[Data entries]

━━━━━━━━━━━━━━━━━━━━

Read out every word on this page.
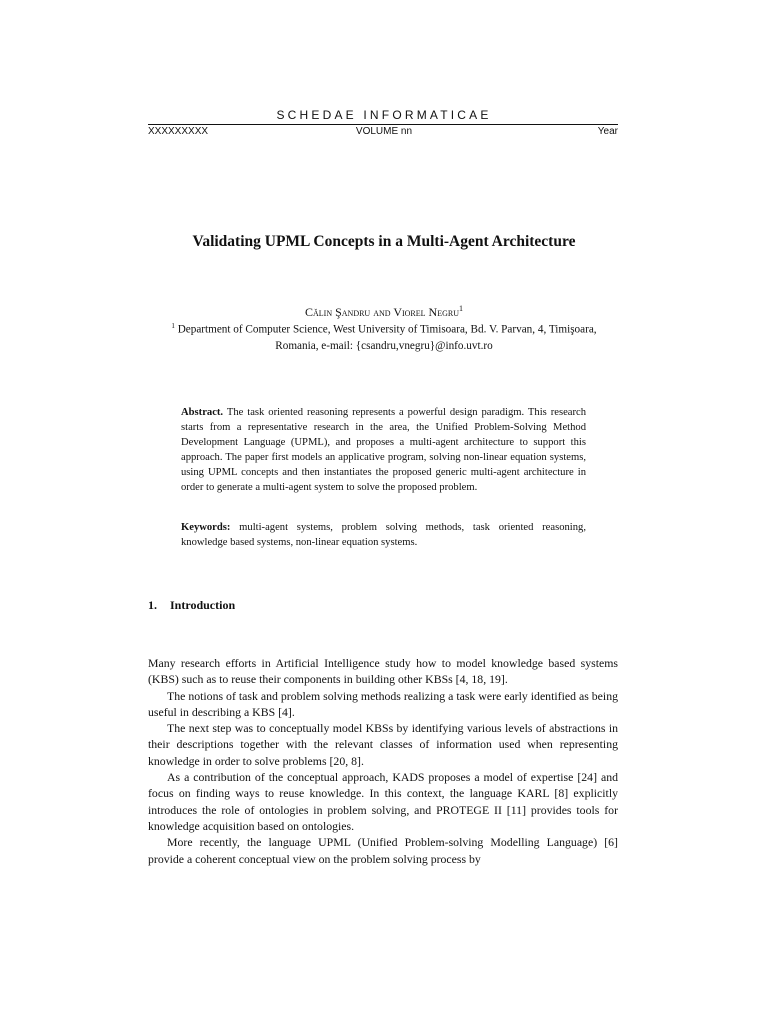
SCHEDAE INFORMATICAE
XXXXXXXXX	VOLUME nn	Year
Validating UPML Concepts in a Multi-Agent Architecture
Călin Şandru and Viorel Negru$^1$
$^1$ Department of Computer Science, West University of Timisoara, Bd. V. Parvan, 4, Timişoara, Romania, e-mail: {csandru,vnegru}@info.uvt.ro

Abstract. The task oriented reasoning represents a powerful design paradigm. This research starts from a representative research in the area, the Unified Problem-Solving Method Development Language (UPML), and proposes a multi-agent architecture to support this approach. The paper first models an applicative program, solving non-linear equation systems, using UPML concepts and then instantiates the proposed generic multi-agent architecture in order to generate a multi-agent system to solve the proposed problem.

Keywords: multi-agent systems, problem solving methods, task oriented reasoning, knowledge based systems, non-linear equation systems.

1. Introduction

Many research efforts in Artificial Intelligence study how to model knowledge based systems (KBS) such as to reuse their components in building other KBSs [4, 18, 19].

The notions of task and problem solving methods realizing a task were early identified as being useful in describing a KBS [4].

The next step was to conceptually model KBSs by identifying various levels of abstractions in their descriptions together with the relevant classes of information used when representing knowledge in order to solve problems [20, 8].

As a contribution of the conceptual approach, KADS proposes a model of expertise [24] and focus on finding ways to reuse knowledge. In this context, the language KARL [8] explicitly introduces the role of ontologies in problem solving, and PROTEGE II [11] provides tools for knowledge acquisition based on ontologies.

More recently, the language UPML (Unified Problem-solving Modelling Language) [6] provide a coherent conceptual view on the problem solving process by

━━━━━━━━━━━━━━━━━━━━

#### [Problem to work on]
Copy out all lines above that include the string "proposes".

#### [Result of the exercise]
Abstract. The task oriented reasoning represents a powerful design paradigm. This research starts from a representative research in the area, the Unified Problem-Solving Method Development Language (UPML), and proposes a multi-agent architecture to support this approach. The paper first models an applicative program, solving non-linear equation systems, using UPML concepts and then instantiates the proposed generic multi-agent architecture in order to generate a multi-agent system to solve the proposed problem.
As a contribution of the conceptual approach, KADS proposes a model of expertise [24] and focus on finding ways to reuse knowledge. In this context, the language KARL [8] explicitly introduces the role of ontologies in problem solving, and PROTEGE II [11] provides tools for knowledge acquisition based on ontologies.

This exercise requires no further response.